DIRECTIONS FOR THIS TASK — Pick out every line holding the string "help" and copy it.
* begin RECORDS PROVIDED *
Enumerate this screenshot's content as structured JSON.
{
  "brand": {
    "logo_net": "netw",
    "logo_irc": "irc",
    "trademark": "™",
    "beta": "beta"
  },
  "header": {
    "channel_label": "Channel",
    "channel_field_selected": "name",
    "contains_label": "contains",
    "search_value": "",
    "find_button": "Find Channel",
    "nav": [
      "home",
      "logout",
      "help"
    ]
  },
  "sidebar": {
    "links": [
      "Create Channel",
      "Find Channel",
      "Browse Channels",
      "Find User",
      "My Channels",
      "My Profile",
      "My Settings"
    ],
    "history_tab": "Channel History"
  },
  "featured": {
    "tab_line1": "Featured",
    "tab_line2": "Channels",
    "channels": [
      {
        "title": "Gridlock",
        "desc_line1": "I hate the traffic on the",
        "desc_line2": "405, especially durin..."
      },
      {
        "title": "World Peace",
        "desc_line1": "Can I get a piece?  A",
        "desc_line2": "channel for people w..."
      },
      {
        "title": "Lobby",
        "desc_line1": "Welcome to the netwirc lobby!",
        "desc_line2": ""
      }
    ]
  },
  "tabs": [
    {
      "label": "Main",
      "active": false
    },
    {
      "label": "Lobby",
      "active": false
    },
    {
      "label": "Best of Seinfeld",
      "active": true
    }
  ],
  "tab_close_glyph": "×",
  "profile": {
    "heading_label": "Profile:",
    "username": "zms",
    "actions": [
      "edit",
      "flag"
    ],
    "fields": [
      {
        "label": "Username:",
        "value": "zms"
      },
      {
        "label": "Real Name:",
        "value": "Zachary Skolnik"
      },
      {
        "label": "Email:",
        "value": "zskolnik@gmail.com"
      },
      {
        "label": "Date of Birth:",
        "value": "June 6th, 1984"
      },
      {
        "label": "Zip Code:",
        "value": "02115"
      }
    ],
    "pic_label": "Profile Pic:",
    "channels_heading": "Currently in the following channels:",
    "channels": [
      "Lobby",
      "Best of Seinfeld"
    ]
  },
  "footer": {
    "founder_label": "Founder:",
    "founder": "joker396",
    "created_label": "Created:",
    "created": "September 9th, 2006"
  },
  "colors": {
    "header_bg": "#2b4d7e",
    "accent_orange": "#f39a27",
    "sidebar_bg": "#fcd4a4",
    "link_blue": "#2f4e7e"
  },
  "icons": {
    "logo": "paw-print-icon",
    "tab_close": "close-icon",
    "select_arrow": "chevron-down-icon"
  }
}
* end RECORDS PROVIDED *
* begin RECORDS PROVIDED *
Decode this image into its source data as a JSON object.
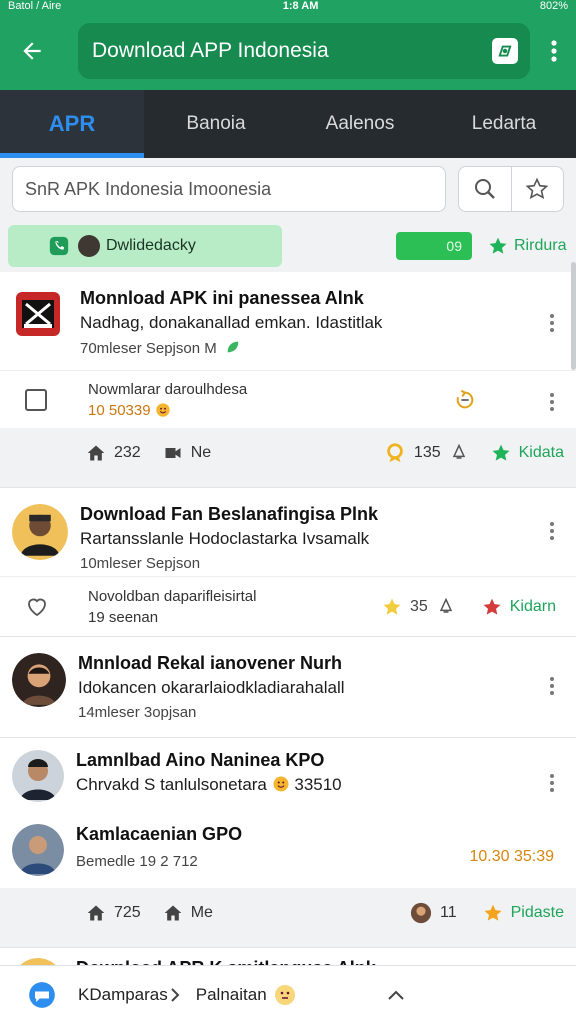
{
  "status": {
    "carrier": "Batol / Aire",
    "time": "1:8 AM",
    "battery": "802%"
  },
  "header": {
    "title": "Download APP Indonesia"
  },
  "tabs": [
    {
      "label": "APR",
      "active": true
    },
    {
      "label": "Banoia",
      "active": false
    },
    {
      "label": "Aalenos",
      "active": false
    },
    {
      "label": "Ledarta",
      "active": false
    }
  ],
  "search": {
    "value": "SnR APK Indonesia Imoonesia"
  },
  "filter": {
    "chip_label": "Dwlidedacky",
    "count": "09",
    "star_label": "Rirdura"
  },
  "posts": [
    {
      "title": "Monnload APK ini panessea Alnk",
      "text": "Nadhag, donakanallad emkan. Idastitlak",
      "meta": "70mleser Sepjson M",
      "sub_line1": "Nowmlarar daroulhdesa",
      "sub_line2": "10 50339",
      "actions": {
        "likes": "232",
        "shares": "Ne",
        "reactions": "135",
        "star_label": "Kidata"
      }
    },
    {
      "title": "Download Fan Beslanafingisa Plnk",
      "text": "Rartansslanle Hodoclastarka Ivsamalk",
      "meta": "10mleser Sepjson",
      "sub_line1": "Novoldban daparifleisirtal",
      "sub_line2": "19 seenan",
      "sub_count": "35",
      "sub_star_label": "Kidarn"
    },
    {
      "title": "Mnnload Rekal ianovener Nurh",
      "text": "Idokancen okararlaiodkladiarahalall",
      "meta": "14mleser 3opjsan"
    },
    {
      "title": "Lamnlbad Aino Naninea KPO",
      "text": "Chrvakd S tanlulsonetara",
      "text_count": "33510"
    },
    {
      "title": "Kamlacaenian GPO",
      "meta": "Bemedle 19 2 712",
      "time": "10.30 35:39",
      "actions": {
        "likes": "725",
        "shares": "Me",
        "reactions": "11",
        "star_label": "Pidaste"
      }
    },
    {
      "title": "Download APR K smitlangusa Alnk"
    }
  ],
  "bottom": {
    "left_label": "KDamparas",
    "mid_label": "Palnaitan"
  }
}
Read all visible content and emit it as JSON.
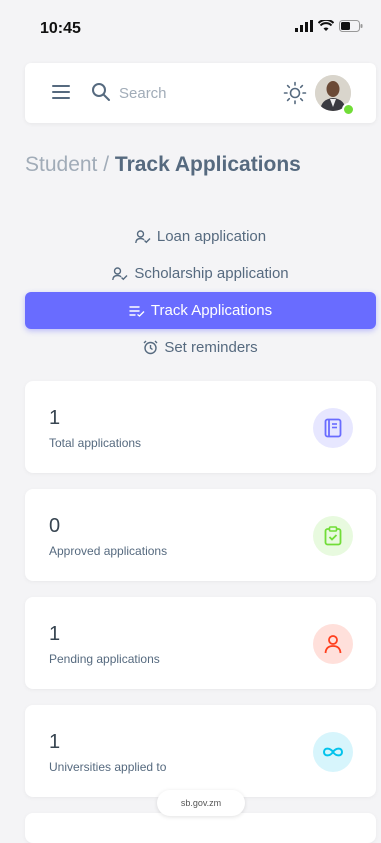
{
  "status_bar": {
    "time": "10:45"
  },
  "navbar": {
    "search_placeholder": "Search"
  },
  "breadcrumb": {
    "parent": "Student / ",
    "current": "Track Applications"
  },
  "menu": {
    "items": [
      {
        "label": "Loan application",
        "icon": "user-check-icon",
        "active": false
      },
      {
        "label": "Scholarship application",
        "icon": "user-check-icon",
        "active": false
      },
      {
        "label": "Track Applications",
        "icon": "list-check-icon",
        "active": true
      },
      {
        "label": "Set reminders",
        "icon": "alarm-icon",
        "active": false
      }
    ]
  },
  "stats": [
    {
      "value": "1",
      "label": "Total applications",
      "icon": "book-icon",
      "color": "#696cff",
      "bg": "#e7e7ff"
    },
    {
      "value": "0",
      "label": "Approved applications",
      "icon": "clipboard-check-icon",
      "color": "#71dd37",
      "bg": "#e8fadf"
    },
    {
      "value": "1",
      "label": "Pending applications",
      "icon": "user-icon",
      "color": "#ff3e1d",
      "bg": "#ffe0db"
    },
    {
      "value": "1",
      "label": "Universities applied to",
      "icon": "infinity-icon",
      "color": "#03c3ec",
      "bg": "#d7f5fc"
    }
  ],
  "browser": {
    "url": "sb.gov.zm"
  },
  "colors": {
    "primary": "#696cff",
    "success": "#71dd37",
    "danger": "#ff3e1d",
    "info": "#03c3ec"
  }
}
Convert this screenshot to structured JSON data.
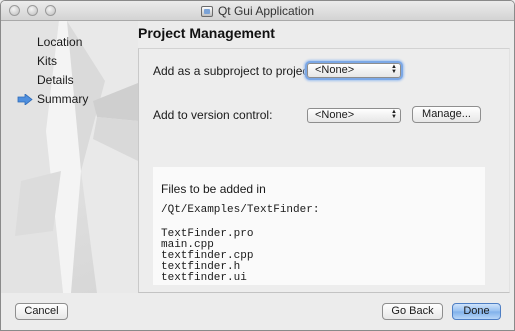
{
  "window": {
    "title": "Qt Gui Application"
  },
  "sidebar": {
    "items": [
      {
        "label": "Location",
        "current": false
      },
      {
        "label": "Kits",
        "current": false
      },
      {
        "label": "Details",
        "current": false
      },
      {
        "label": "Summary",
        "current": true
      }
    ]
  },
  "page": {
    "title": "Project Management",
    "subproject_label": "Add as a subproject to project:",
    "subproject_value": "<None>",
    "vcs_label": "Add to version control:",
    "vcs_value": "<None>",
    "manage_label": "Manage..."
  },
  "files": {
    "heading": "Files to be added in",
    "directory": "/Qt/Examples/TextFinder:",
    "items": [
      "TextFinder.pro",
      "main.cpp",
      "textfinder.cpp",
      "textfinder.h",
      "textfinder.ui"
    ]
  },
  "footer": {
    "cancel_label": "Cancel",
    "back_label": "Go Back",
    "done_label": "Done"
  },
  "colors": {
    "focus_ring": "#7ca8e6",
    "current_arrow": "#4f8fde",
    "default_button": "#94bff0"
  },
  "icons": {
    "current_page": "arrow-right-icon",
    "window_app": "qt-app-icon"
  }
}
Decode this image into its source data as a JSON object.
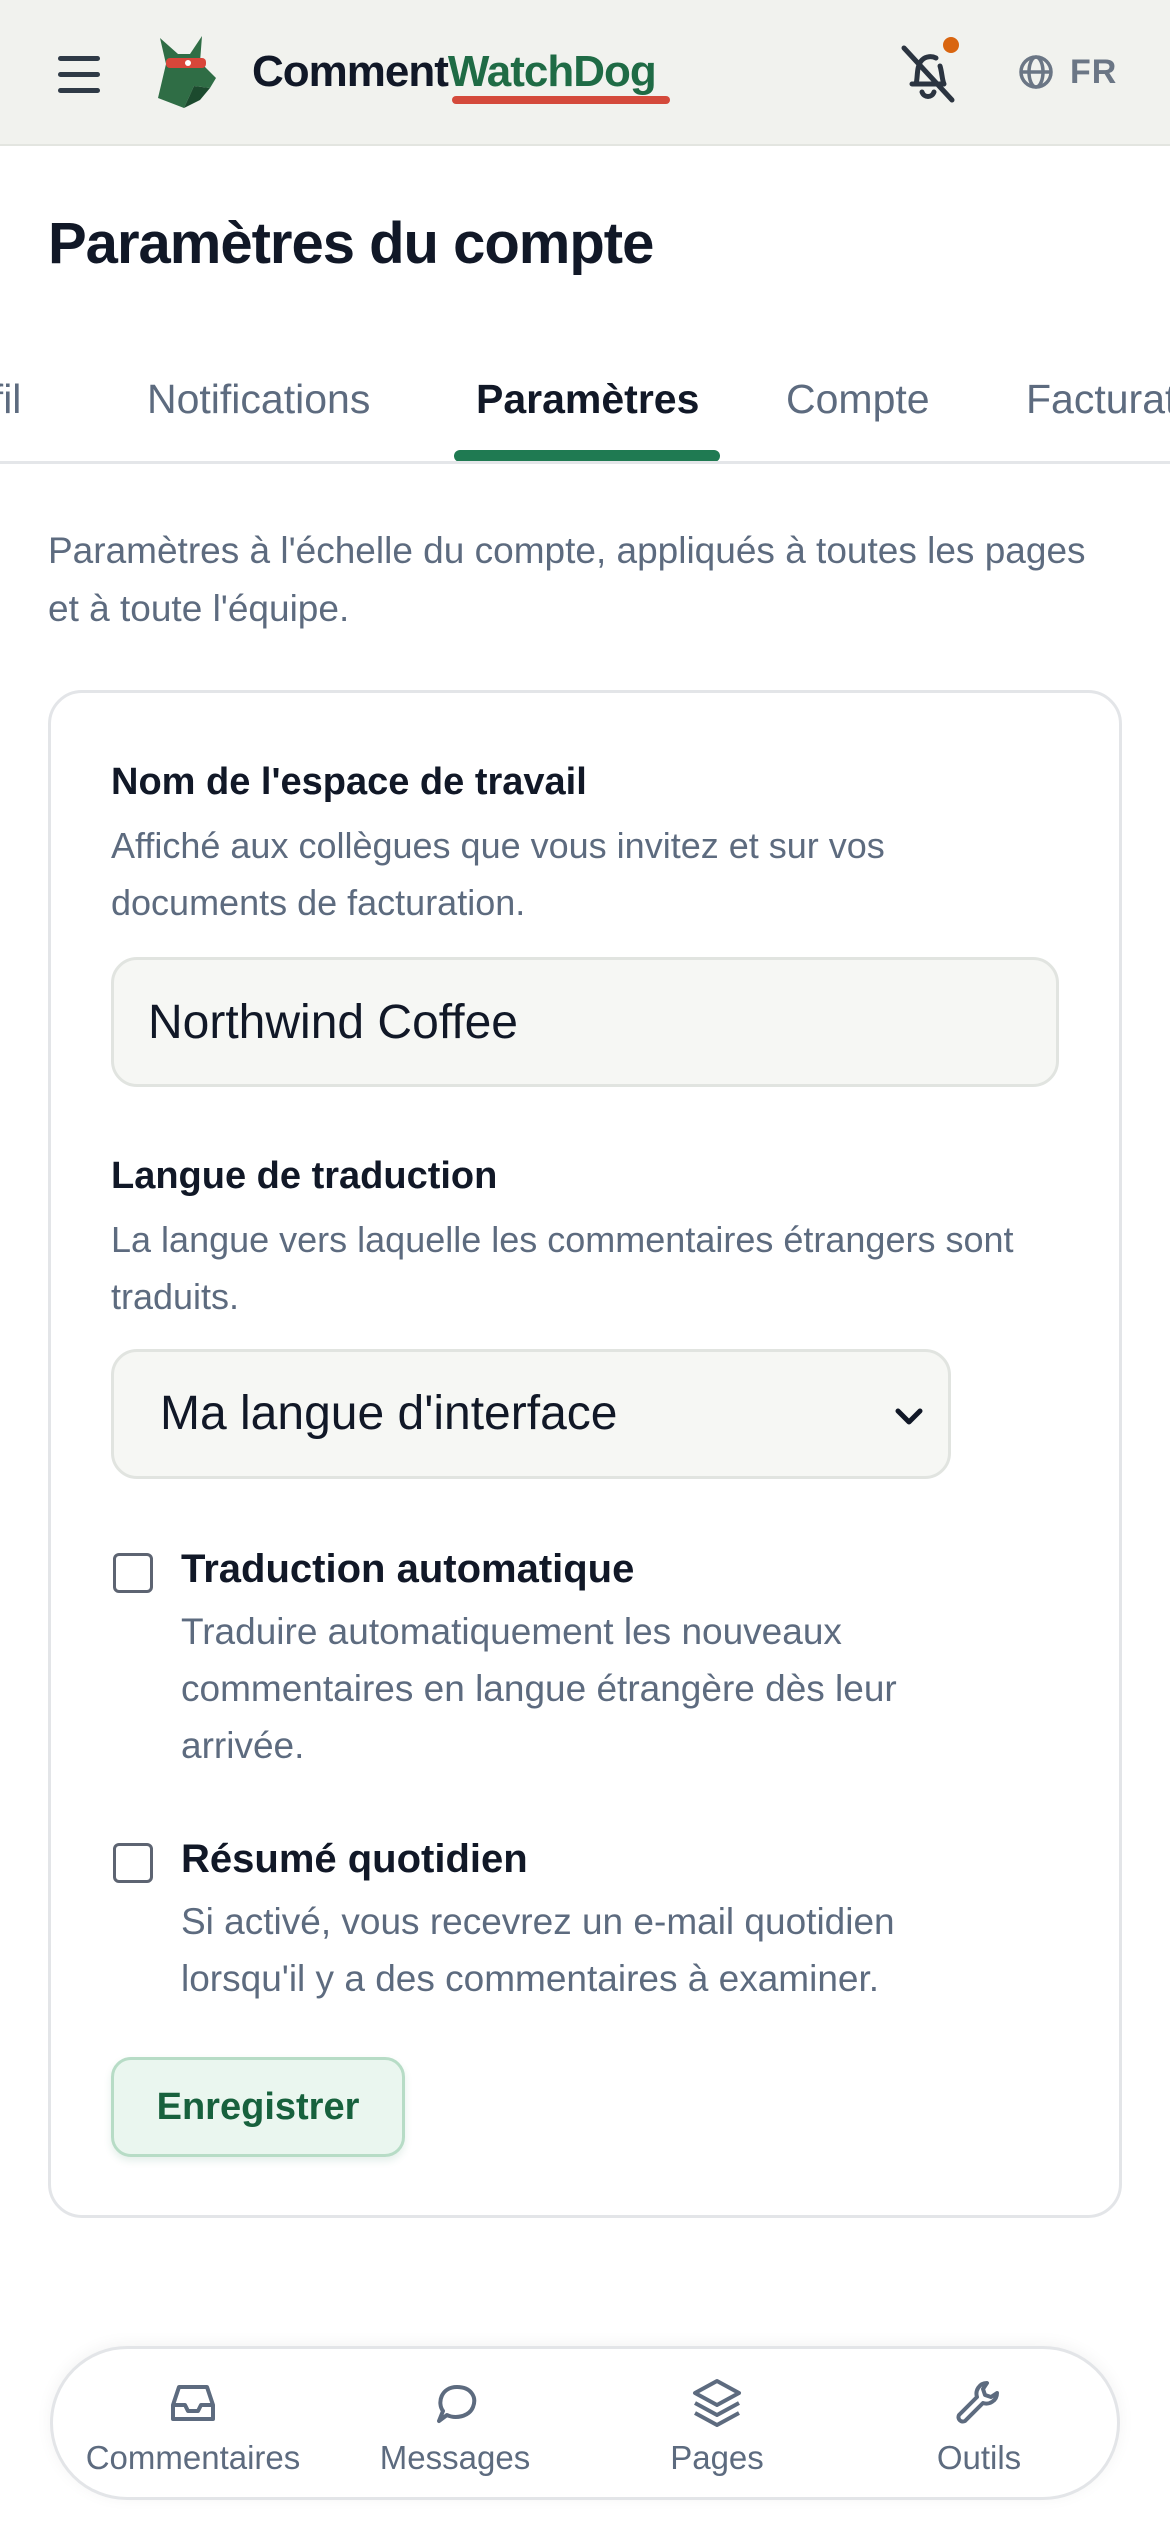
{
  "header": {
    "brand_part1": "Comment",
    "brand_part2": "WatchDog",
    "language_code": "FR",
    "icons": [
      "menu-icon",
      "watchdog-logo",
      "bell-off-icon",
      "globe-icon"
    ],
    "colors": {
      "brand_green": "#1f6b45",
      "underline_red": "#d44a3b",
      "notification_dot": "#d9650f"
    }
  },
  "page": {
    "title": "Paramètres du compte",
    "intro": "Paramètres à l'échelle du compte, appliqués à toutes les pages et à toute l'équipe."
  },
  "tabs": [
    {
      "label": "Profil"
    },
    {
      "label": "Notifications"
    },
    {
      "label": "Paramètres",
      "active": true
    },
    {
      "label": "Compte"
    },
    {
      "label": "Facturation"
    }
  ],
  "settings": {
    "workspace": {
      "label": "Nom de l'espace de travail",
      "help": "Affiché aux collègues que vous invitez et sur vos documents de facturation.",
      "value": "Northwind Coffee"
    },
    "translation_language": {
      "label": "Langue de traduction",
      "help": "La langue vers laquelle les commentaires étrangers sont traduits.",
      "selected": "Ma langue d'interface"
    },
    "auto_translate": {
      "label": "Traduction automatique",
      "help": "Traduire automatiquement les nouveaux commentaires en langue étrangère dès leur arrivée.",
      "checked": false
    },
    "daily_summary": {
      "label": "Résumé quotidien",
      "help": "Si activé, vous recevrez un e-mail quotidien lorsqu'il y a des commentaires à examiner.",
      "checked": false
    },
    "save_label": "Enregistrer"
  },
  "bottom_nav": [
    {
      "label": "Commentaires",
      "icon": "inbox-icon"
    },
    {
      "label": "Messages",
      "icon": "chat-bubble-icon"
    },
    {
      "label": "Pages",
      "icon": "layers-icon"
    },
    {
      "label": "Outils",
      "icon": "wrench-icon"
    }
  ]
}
* end RECORDS PROVIDED *
CORRECT OUTPUT —
      "help"
      "help": "Affiché aux collègues que vous invitez et sur vos documents de facturation.",
      "help": "La langue vers laquelle les commentaires étrangers sont traduits.",
      "help": "Traduire automatiquement les nouveaux commentaires en langue étrangère dès leur arrivée.",
      "help": "Si activé, vous recevrez un e-mail quotidien lorsqu'il y a des commentaires à examiner.",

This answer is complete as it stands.